→ What to work on: Write the material out again, line by line, exactly as it is.
***
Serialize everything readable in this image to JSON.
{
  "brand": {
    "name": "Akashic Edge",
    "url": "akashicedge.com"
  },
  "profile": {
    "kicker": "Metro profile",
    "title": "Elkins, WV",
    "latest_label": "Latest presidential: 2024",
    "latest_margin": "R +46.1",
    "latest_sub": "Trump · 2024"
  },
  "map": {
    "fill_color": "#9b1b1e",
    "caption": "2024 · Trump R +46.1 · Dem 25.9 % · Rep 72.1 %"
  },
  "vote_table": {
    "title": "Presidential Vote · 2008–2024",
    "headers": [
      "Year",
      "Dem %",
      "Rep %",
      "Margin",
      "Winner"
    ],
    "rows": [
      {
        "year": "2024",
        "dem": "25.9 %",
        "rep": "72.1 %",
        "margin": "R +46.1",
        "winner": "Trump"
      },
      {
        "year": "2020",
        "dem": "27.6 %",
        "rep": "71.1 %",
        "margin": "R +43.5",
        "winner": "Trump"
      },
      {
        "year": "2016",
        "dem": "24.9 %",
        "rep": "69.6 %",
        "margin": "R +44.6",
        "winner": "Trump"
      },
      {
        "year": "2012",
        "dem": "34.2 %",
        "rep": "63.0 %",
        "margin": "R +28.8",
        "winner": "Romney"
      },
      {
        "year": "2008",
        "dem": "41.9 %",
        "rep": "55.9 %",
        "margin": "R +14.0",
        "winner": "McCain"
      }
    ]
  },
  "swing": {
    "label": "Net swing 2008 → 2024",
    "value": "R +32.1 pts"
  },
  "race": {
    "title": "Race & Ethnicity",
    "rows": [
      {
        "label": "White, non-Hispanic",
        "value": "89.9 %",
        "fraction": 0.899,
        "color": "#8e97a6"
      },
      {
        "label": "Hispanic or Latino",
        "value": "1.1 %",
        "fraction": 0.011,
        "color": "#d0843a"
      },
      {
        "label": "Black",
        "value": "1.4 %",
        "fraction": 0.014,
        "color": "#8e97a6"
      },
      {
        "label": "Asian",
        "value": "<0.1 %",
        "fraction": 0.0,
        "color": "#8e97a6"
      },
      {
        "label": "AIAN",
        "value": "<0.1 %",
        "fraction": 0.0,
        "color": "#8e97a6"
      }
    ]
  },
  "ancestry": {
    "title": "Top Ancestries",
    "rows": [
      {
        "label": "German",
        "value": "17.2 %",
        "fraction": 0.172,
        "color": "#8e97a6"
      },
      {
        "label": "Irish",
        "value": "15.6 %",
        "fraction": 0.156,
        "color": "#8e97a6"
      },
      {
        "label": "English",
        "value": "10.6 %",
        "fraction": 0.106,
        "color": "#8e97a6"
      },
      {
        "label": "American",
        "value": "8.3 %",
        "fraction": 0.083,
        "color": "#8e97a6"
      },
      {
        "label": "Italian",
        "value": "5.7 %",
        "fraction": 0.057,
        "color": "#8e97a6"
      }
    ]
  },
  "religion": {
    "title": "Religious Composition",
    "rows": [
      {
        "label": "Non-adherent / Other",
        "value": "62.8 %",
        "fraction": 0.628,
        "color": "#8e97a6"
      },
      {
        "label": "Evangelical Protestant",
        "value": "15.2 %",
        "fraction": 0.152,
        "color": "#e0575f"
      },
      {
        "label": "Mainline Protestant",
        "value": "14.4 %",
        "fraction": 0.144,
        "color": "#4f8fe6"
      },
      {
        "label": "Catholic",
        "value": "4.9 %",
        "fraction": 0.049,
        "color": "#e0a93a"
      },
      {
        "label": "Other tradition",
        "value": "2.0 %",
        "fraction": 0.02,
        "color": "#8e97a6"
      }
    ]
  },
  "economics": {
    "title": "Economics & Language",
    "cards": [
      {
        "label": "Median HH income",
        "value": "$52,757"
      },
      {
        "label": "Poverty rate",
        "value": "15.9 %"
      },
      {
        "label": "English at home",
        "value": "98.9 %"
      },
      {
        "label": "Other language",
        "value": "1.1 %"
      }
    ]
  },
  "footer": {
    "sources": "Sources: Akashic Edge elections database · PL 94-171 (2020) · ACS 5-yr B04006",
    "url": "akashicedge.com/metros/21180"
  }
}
***
→ Final result:
Serialize everything readable in this image to JSON.
{
  "brand": {
    "name": "Akashic Edge",
    "url": "akashicedge.com"
  },
  "profile": {
    "kicker": "Metro profile",
    "title": "Elkins, WV",
    "latest_label": "Latest presidential: 2024",
    "latest_margin": "R +46.1",
    "latest_sub": "Trump · 2024"
  },
  "map": {
    "fill_color": "#9b1b1e",
    "caption": "2024 · Trump R +46.1 · Dem 25.9 % · Rep 72.1 %"
  },
  "vote_table": {
    "title": "Presidential Vote · 2008–2024",
    "headers": [
      "Year",
      "Dem %",
      "Rep %",
      "Margin",
      "Winner"
    ],
    "rows": [
      {
        "year": "2024",
        "dem": "25.9 %",
        "rep": "72.1 %",
        "margin": "R +46.1",
        "winner": "Trump"
      },
      {
        "year": "2020",
        "dem": "27.6 %",
        "rep": "71.1 %",
        "margin": "R +43.5",
        "winner": "Trump"
      },
      {
        "year": "2016",
        "dem": "24.9 %",
        "rep": "69.6 %",
        "margin": "R +44.6",
        "winner": "Trump"
      },
      {
        "year": "2012",
        "dem": "34.2 %",
        "rep": "63.0 %",
        "margin": "R +28.8",
        "winner": "Romney"
      },
      {
        "year": "2008",
        "dem": "41.9 %",
        "rep": "55.9 %",
        "margin": "R +14.0",
        "winner": "McCain"
      }
    ]
  },
  "swing": {
    "label": "Net swing 2008 → 2024",
    "value": "R +32.1 pts"
  },
  "race": {
    "title": "Race & Ethnicity",
    "rows": [
      {
        "label": "White, non-Hispanic",
        "value": "89.9 %",
        "fraction": 0.899,
        "color": "#8e97a6"
      },
      {
        "label": "Hispanic or Latino",
        "value": "1.1 %",
        "fraction": 0.011,
        "color": "#d0843a"
      },
      {
        "label": "Black",
        "value": "1.4 %",
        "fraction": 0.014,
        "color": "#8e97a6"
      },
      {
        "label": "Asian",
        "value": "<0.1 %",
        "fraction": 0.0,
        "color": "#8e97a6"
      },
      {
        "label": "AIAN",
        "value": "<0.1 %",
        "fraction": 0.0,
        "color": "#8e97a6"
      }
    ]
  },
  "ancestry": {
    "title": "Top Ancestries",
    "rows": [
      {
        "label": "German",
        "value": "17.2 %",
        "fraction": 0.172,
        "color": "#8e97a6"
      },
      {
        "label": "Irish",
        "value": "15.6 %",
        "fraction": 0.156,
        "color": "#8e97a6"
      },
      {
        "label": "English",
        "value": "10.6 %",
        "fraction": 0.106,
        "color": "#8e97a6"
      },
      {
        "label": "American",
        "value": "8.3 %",
        "fraction": 0.083,
        "color": "#8e97a6"
      },
      {
        "label": "Italian",
        "value": "5.7 %",
        "fraction": 0.057,
        "color": "#8e97a6"
      }
    ]
  },
  "religion": {
    "title": "Religious Composition",
    "rows": [
      {
        "label": "Non-adherent / Other",
        "value": "62.8 %",
        "fraction": 0.628,
        "color": "#8e97a6"
      },
      {
        "label": "Evangelical Protestant",
        "value": "15.2 %",
        "fraction": 0.152,
        "color": "#e0575f"
      },
      {
        "label": "Mainline Protestant",
        "value": "14.4 %",
        "fraction": 0.144,
        "color": "#4f8fe6"
      },
      {
        "label": "Catholic",
        "value": "4.9 %",
        "fraction": 0.049,
        "color": "#e0a93a"
      },
      {
        "label": "Other tradition",
        "value": "2.0 %",
        "fraction": 0.02,
        "color": "#8e97a6"
      }
    ]
  },
  "economics": {
    "title": "Economics & Language",
    "cards": [
      {
        "label": "Median HH income",
        "value": "$52,757"
      },
      {
        "label": "Poverty rate",
        "value": "15.9 %"
      },
      {
        "label": "English at home",
        "value": "98.9 %"
      },
      {
        "label": "Other language",
        "value": "1.1 %"
      }
    ]
  },
  "footer": {
    "sources": "Sources: Akashic Edge elections database · PL 94-171 (2020) · ACS 5-yr B04006",
    "url": "akashicedge.com/metros/21180"
  }
}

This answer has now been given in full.